Stored dataset items
──────────
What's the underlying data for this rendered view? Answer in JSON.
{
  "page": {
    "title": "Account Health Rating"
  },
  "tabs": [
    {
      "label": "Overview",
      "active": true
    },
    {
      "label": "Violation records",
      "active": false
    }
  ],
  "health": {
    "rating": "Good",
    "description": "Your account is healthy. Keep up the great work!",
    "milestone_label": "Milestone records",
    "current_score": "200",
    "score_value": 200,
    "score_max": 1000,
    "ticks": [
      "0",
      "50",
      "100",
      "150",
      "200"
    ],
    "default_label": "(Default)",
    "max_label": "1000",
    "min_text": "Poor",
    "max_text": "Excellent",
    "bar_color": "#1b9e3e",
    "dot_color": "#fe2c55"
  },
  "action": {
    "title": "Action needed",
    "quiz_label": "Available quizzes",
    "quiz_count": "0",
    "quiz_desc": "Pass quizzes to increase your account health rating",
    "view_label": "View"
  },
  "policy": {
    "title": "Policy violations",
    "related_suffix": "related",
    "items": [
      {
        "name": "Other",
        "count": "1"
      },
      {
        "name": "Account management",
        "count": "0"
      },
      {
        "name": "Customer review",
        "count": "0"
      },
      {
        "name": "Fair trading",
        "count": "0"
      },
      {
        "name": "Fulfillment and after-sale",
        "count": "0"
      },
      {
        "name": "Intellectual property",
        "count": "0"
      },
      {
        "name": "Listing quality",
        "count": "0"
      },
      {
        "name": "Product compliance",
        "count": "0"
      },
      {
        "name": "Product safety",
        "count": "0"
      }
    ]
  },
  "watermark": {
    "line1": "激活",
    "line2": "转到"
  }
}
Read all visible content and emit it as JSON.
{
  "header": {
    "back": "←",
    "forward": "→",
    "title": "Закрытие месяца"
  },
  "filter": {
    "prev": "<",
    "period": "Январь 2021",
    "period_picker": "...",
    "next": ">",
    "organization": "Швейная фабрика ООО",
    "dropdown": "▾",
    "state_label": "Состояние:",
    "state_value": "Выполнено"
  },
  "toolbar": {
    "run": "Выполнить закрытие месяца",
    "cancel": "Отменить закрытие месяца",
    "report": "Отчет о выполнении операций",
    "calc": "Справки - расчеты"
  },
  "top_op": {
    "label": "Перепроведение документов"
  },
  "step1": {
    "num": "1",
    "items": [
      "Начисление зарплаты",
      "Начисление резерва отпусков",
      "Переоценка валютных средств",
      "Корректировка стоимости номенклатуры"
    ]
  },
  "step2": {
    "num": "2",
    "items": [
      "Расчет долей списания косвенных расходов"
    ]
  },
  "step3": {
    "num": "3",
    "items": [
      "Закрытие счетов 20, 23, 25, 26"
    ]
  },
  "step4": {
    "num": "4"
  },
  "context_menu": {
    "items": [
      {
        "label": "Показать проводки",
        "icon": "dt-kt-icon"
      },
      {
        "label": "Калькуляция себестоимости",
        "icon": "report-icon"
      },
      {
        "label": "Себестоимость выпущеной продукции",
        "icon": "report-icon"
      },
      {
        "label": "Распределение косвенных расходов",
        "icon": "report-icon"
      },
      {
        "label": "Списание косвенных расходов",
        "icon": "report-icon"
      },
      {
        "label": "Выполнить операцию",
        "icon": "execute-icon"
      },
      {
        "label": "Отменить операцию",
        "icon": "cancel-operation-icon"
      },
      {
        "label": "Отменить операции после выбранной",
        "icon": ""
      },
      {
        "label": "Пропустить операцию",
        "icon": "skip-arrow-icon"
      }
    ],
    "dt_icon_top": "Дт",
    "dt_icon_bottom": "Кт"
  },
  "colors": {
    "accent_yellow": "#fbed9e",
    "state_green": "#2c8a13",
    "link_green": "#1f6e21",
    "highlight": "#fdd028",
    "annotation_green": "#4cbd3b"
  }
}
──────────
The entries above should be repeated exactly, every one of them.

Task output |
What's the underlying data for this rendered view? Answer in JSON.
{
  "page": {
    "title": "Account Health Rating"
  },
  "tabs": [
    {
      "label": "Overview",
      "active": true
    },
    {
      "label": "Violation records",
      "active": false
    }
  ],
  "health": {
    "rating": "Good",
    "description": "Your account is healthy. Keep up the great work!",
    "milestone_label": "Milestone records",
    "current_score": "200",
    "score_value": 200,
    "score_max": 1000,
    "ticks": [
      "0",
      "50",
      "100",
      "150",
      "200"
    ],
    "default_label": "(Default)",
    "max_label": "1000",
    "min_text": "Poor",
    "max_text": "Excellent",
    "bar_color": "#1b9e3e",
    "dot_color": "#fe2c55"
  },
  "action": {
    "title": "Action needed",
    "quiz_label": "Available quizzes",
    "quiz_count": "0",
    "quiz_desc": "Pass quizzes to increase your account health rating",
    "view_label": "View"
  },
  "policy": {
    "title": "Policy violations",
    "related_suffix": "related",
    "items": [
      {
        "name": "Other",
        "count": "1"
      },
      {
        "name": "Account management",
        "count": "0"
      },
      {
        "name": "Customer review",
        "count": "0"
      },
      {
        "name": "Fair trading",
        "count": "0"
      },
      {
        "name": "Fulfillment and after-sale",
        "count": "0"
      },
      {
        "name": "Intellectual property",
        "count": "0"
      },
      {
        "name": "Listing quality",
        "count": "0"
      },
      {
        "name": "Product compliance",
        "count": "0"
      },
      {
        "name": "Product safety",
        "count": "0"
      }
    ]
  },
  "watermark": {
    "line1": "激活",
    "line2": "转到"
  }
}
Read all visible content and emit it as JSON.
{
  "header": {
    "back": "←",
    "forward": "→",
    "title": "Закрытие месяца"
  },
  "filter": {
    "prev": "<",
    "period": "Январь 2021",
    "period_picker": "...",
    "next": ">",
    "organization": "Швейная фабрика ООО",
    "dropdown": "▾",
    "state_label": "Состояние:",
    "state_value": "Выполнено"
  },
  "toolbar": {
    "run": "Выполнить закрытие месяца",
    "cancel": "Отменить закрытие месяца",
    "report": "Отчет о выполнении операций",
    "calc": "Справки - расчеты"
  },
  "top_op": {
    "label": "Перепроведение документов"
  },
  "step1": {
    "num": "1",
    "items": [
      "Начисление зарплаты",
      "Начисление резерва отпусков",
      "Переоценка валютных средств",
      "Корректировка стоимости номенклатуры"
    ]
  },
  "step2": {
    "num": "2",
    "items": [
      "Расчет долей списания косвенных расходов"
    ]
  },
  "step3": {
    "num": "3",
    "items": [
      "Закрытие счетов 20, 23, 25, 26"
    ]
  },
  "step4": {
    "num": "4"
  },
  "context_menu": {
    "items": [
      {
        "label": "Показать проводки",
        "icon": "dt-kt-icon"
      },
      {
        "label": "Калькуляция себестоимости",
        "icon": "report-icon"
      },
      {
        "label": "Себестоимость выпущеной продукции",
        "icon": "report-icon"
      },
      {
        "label": "Распределение косвенных расходов",
        "icon": "report-icon"
      },
      {
        "label": "Списание косвенных расходов",
        "icon": "report-icon"
      },
      {
        "label": "Выполнить операцию",
        "icon": "execute-icon"
      },
      {
        "label": "Отменить операцию",
        "icon": "cancel-operation-icon"
      },
      {
        "label": "Отменить операции после выбранной",
        "icon": ""
      },
      {
        "label": "Пропустить операцию",
        "icon": "skip-arrow-icon"
      }
    ],
    "dt_icon_top": "Дт",
    "dt_icon_bottom": "Кт"
  },
  "colors": {
    "accent_yellow": "#fbed9e",
    "state_green": "#2c8a13",
    "link_green": "#1f6e21",
    "highlight": "#fdd028",
    "annotation_green": "#4cbd3b"
  }
}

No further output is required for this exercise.